Write the data below out exactly as it stands. Do not include the pictures.

(Data tied to figure images)
-=-=-=-=-

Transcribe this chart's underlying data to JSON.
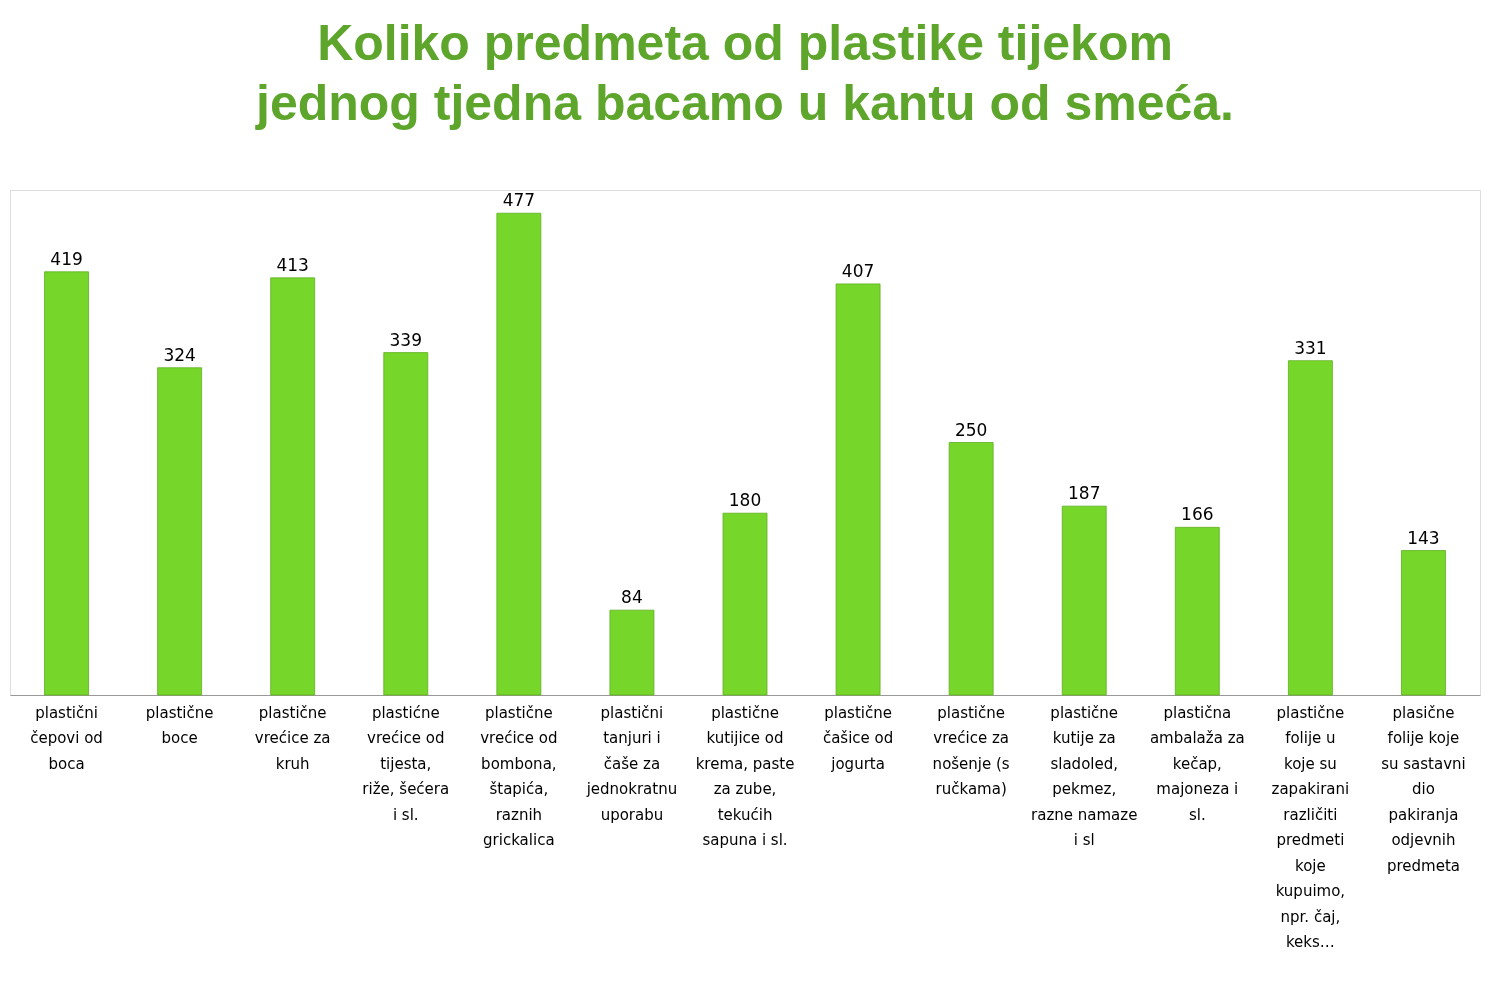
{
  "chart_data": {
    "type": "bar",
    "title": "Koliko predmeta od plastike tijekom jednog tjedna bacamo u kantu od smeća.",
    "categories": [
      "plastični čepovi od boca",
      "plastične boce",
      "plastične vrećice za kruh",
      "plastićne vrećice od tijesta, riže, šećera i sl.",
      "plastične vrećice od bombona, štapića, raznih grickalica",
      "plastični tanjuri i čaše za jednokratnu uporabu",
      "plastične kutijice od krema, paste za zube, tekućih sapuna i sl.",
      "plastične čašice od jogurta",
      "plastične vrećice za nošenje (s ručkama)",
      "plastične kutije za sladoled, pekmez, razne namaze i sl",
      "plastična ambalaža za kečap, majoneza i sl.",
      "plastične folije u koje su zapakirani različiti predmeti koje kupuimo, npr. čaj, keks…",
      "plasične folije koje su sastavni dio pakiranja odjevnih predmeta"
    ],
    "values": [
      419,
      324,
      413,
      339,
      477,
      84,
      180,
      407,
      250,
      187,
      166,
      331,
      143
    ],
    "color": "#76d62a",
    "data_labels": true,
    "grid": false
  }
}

-=-=-=-=-

=== Response below ===
Transcribe this chart's underlying data to JSON.
{
  "chart_data": {
    "type": "bar",
    "title": "Koliko predmeta od plastike tijekom jednog tjedna bacamo u kantu od smeća.",
    "categories": [
      "plastični čepovi od boca",
      "plastične boce",
      "plastične vrećice za kruh",
      "plastićne vrećice od tijesta, riže, šećera i sl.",
      "plastične vrećice od bombona, štapića, raznih grickalica",
      "plastični tanjuri i čaše za jednokratnu uporabu",
      "plastične kutijice od krema, paste za zube, tekućih sapuna i sl.",
      "plastične čašice od jogurta",
      "plastične vrećice za nošenje (s ručkama)",
      "plastične kutije za sladoled, pekmez, razne namaze i sl",
      "plastična ambalaža za kečap, majoneza i sl.",
      "plastične folije u koje su zapakirani različiti predmeti koje kupuimo, npr. čaj, keks…",
      "plasične folije koje su sastavni dio pakiranja odjevnih predmeta"
    ],
    "values": [
      419,
      324,
      413,
      339,
      477,
      84,
      180,
      407,
      250,
      187,
      166,
      331,
      143
    ],
    "color": "#76d62a",
    "data_labels": true,
    "grid": false
  }
}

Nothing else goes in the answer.